Work to complete: Copy out every item below word for word, with nothing added or left out.

The data:
--------

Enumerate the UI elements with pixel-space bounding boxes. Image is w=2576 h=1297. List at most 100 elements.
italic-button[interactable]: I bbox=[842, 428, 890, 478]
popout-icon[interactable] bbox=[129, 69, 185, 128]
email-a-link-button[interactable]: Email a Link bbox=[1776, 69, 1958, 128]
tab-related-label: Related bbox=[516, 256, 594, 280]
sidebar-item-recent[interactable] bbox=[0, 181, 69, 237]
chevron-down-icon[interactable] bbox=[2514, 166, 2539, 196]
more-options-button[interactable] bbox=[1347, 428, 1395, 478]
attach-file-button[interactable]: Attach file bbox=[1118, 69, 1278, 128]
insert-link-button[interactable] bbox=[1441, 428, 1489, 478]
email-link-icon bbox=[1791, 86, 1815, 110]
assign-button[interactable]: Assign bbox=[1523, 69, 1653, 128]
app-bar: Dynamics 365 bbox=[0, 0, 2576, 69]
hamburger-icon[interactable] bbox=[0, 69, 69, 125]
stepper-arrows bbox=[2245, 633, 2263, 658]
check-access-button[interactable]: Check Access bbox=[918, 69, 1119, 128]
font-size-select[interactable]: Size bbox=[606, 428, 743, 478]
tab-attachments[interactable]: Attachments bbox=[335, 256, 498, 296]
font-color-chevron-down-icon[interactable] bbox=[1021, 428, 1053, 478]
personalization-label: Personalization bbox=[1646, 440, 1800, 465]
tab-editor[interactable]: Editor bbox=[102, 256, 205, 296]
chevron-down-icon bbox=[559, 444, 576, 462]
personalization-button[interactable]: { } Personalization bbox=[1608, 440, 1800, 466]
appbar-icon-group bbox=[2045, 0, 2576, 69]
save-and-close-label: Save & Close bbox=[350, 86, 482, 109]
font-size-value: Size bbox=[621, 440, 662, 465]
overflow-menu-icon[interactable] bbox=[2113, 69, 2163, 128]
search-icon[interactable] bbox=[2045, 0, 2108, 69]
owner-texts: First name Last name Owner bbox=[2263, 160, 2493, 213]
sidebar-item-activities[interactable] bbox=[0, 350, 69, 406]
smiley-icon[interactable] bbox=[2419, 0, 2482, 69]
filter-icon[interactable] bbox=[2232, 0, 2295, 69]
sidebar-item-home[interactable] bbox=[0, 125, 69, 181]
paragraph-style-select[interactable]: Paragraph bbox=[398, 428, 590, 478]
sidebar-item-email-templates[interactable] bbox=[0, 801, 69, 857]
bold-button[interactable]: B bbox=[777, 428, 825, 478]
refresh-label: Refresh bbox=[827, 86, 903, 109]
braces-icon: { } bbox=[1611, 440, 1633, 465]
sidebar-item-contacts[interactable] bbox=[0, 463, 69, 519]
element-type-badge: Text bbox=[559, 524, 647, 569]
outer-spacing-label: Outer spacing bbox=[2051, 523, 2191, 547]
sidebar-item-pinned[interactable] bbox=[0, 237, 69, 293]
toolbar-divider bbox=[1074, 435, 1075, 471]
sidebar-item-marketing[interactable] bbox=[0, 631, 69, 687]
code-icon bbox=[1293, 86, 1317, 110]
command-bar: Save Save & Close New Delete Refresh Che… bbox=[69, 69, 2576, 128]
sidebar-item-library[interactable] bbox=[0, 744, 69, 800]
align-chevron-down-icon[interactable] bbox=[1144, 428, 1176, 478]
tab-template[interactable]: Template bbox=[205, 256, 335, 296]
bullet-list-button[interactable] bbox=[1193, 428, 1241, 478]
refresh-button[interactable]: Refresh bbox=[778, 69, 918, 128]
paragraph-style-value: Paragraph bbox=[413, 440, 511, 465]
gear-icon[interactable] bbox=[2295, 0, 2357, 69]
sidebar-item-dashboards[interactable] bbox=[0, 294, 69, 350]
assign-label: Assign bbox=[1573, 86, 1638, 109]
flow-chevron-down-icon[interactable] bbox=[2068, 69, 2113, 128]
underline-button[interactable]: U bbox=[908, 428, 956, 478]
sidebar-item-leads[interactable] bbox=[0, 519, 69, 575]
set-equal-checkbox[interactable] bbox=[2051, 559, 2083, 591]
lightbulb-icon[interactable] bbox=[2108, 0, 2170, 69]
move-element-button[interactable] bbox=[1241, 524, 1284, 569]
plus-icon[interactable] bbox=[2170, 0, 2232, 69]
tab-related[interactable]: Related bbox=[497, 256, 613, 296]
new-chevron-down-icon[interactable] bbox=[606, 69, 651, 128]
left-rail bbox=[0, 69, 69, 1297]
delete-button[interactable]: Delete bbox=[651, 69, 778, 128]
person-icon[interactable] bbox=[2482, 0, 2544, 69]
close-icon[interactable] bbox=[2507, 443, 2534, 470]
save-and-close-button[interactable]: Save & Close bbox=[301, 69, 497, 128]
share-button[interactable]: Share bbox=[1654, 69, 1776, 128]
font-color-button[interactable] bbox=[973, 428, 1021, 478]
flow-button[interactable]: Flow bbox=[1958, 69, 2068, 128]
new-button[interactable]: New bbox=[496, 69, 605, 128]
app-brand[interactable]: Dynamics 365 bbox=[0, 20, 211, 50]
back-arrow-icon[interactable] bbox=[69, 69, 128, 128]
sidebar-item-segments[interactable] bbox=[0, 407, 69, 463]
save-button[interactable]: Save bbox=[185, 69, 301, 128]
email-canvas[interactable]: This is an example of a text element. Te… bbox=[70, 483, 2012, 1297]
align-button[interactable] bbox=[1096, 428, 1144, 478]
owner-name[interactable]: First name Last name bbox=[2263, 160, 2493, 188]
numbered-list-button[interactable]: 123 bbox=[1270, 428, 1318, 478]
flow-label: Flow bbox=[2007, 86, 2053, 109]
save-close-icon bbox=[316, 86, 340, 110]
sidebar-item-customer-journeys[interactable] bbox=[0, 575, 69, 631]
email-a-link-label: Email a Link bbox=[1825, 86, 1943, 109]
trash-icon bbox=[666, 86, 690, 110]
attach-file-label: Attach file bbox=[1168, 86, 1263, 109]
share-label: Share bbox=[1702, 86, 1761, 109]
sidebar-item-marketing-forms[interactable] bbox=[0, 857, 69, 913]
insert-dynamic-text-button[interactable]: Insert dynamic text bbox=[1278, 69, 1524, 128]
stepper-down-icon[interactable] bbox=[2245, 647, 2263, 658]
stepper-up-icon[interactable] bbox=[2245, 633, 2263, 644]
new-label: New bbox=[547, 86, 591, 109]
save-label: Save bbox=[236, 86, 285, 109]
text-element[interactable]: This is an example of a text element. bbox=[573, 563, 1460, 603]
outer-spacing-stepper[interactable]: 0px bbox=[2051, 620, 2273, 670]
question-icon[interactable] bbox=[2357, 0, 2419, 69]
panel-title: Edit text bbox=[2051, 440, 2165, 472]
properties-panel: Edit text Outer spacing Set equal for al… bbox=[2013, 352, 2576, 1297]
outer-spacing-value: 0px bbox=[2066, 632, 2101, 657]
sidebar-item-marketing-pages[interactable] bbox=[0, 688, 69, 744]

--------

The response:
Enumerate the UI elements with pixel-space bounding boxes. Image is w=2576 h=1297. List at most 100 elements.
italic-button[interactable]: I bbox=[842, 428, 890, 478]
popout-icon[interactable] bbox=[129, 69, 185, 128]
email-a-link-button[interactable]: Email a Link bbox=[1776, 69, 1958, 128]
tab-related-label: Related bbox=[516, 256, 594, 280]
sidebar-item-recent[interactable] bbox=[0, 181, 69, 237]
chevron-down-icon[interactable] bbox=[2514, 166, 2539, 196]
more-options-button[interactable] bbox=[1347, 428, 1395, 478]
attach-file-button[interactable]: Attach file bbox=[1118, 69, 1278, 128]
insert-link-button[interactable] bbox=[1441, 428, 1489, 478]
email-link-icon bbox=[1791, 86, 1815, 110]
assign-button[interactable]: Assign bbox=[1523, 69, 1653, 128]
app-bar: Dynamics 365 bbox=[0, 0, 2576, 69]
hamburger-icon[interactable] bbox=[0, 69, 69, 125]
stepper-arrows bbox=[2245, 633, 2263, 658]
check-access-button[interactable]: Check Access bbox=[918, 69, 1119, 128]
font-size-select[interactable]: Size bbox=[606, 428, 743, 478]
tab-attachments[interactable]: Attachments bbox=[335, 256, 498, 296]
font-color-chevron-down-icon[interactable] bbox=[1021, 428, 1053, 478]
personalization-label: Personalization bbox=[1646, 440, 1800, 465]
tab-editor[interactable]: Editor bbox=[102, 256, 205, 296]
chevron-down-icon bbox=[559, 444, 576, 462]
personalization-button[interactable]: { } Personalization bbox=[1608, 440, 1800, 466]
appbar-icon-group bbox=[2045, 0, 2576, 69]
save-and-close-label: Save & Close bbox=[350, 86, 482, 109]
font-size-value: Size bbox=[621, 440, 662, 465]
overflow-menu-icon[interactable] bbox=[2113, 69, 2163, 128]
search-icon[interactable] bbox=[2045, 0, 2108, 69]
owner-texts: First name Last name Owner bbox=[2263, 160, 2493, 213]
sidebar-item-activities[interactable] bbox=[0, 350, 69, 406]
smiley-icon[interactable] bbox=[2419, 0, 2482, 69]
filter-icon[interactable] bbox=[2232, 0, 2295, 69]
sidebar-item-home[interactable] bbox=[0, 125, 69, 181]
paragraph-style-select[interactable]: Paragraph bbox=[398, 428, 590, 478]
sidebar-item-email-templates[interactable] bbox=[0, 801, 69, 857]
bold-button[interactable]: B bbox=[777, 428, 825, 478]
refresh-label: Refresh bbox=[827, 86, 903, 109]
braces-icon: { } bbox=[1611, 440, 1633, 465]
sidebar-item-contacts[interactable] bbox=[0, 463, 69, 519]
element-type-badge: Text bbox=[559, 524, 647, 569]
outer-spacing-label: Outer spacing bbox=[2051, 523, 2191, 547]
sidebar-item-pinned[interactable] bbox=[0, 237, 69, 293]
toolbar-divider bbox=[1074, 435, 1075, 471]
sidebar-item-marketing[interactable] bbox=[0, 631, 69, 687]
code-icon bbox=[1293, 86, 1317, 110]
command-bar: Save Save & Close New Delete Refresh Che… bbox=[69, 69, 2576, 128]
sidebar-item-library[interactable] bbox=[0, 744, 69, 800]
align-chevron-down-icon[interactable] bbox=[1144, 428, 1176, 478]
tab-template[interactable]: Template bbox=[205, 256, 335, 296]
bullet-list-button[interactable] bbox=[1193, 428, 1241, 478]
refresh-button[interactable]: Refresh bbox=[778, 69, 918, 128]
paragraph-style-value: Paragraph bbox=[413, 440, 511, 465]
gear-icon[interactable] bbox=[2295, 0, 2357, 69]
sidebar-item-dashboards[interactable] bbox=[0, 294, 69, 350]
assign-label: Assign bbox=[1573, 86, 1638, 109]
flow-chevron-down-icon[interactable] bbox=[2068, 69, 2113, 128]
underline-button[interactable]: U bbox=[908, 428, 956, 478]
sidebar-item-leads[interactable] bbox=[0, 519, 69, 575]
set-equal-checkbox[interactable] bbox=[2051, 559, 2083, 591]
lightbulb-icon[interactable] bbox=[2108, 0, 2170, 69]
move-element-button[interactable] bbox=[1241, 524, 1284, 569]
plus-icon[interactable] bbox=[2170, 0, 2232, 69]
tab-related[interactable]: Related bbox=[497, 256, 613, 296]
new-chevron-down-icon[interactable] bbox=[606, 69, 651, 128]
left-rail bbox=[0, 69, 69, 1297]
delete-button[interactable]: Delete bbox=[651, 69, 778, 128]
person-icon[interactable] bbox=[2482, 0, 2544, 69]
close-icon[interactable] bbox=[2507, 443, 2534, 470]
save-and-close-button[interactable]: Save & Close bbox=[301, 69, 497, 128]
share-button[interactable]: Share bbox=[1654, 69, 1776, 128]
font-color-button[interactable] bbox=[973, 428, 1021, 478]
flow-button[interactable]: Flow bbox=[1958, 69, 2068, 128]
new-button[interactable]: New bbox=[496, 69, 605, 128]
app-brand[interactable]: Dynamics 365 bbox=[0, 20, 211, 50]
back-arrow-icon[interactable] bbox=[69, 69, 128, 128]
sidebar-item-segments[interactable] bbox=[0, 407, 69, 463]
save-button[interactable]: Save bbox=[185, 69, 301, 128]
email-canvas[interactable]: This is an example of a text element. Te… bbox=[70, 483, 2012, 1297]
align-button[interactable] bbox=[1096, 428, 1144, 478]
owner-name[interactable]: First name Last name bbox=[2263, 160, 2493, 188]
numbered-list-button[interactable]: 123 bbox=[1270, 428, 1318, 478]
flow-label: Flow bbox=[2007, 86, 2053, 109]
save-close-icon bbox=[316, 86, 340, 110]
sidebar-item-customer-journeys[interactable] bbox=[0, 575, 69, 631]
email-a-link-label: Email a Link bbox=[1825, 86, 1943, 109]
trash-icon bbox=[666, 86, 690, 110]
attach-file-label: Attach file bbox=[1168, 86, 1263, 109]
share-label: Share bbox=[1702, 86, 1761, 109]
sidebar-item-marketing-forms[interactable] bbox=[0, 857, 69, 913]
insert-dynamic-text-button[interactable]: Insert dynamic text bbox=[1278, 69, 1524, 128]
stepper-down-icon[interactable] bbox=[2245, 647, 2263, 658]
stepper-up-icon[interactable] bbox=[2245, 633, 2263, 644]
new-label: New bbox=[547, 86, 591, 109]
save-label: Save bbox=[236, 86, 285, 109]
text-element[interactable]: This is an example of a text element. bbox=[573, 563, 1460, 603]
outer-spacing-stepper[interactable]: 0px bbox=[2051, 620, 2273, 670]
question-icon[interactable] bbox=[2357, 0, 2419, 69]
panel-title: Edit text bbox=[2051, 440, 2165, 472]
properties-panel: Edit text Outer spacing Set equal for al… bbox=[2013, 352, 2576, 1297]
outer-spacing-value: 0px bbox=[2066, 632, 2101, 657]
sidebar-item-marketing-pages[interactable] bbox=[0, 688, 69, 744]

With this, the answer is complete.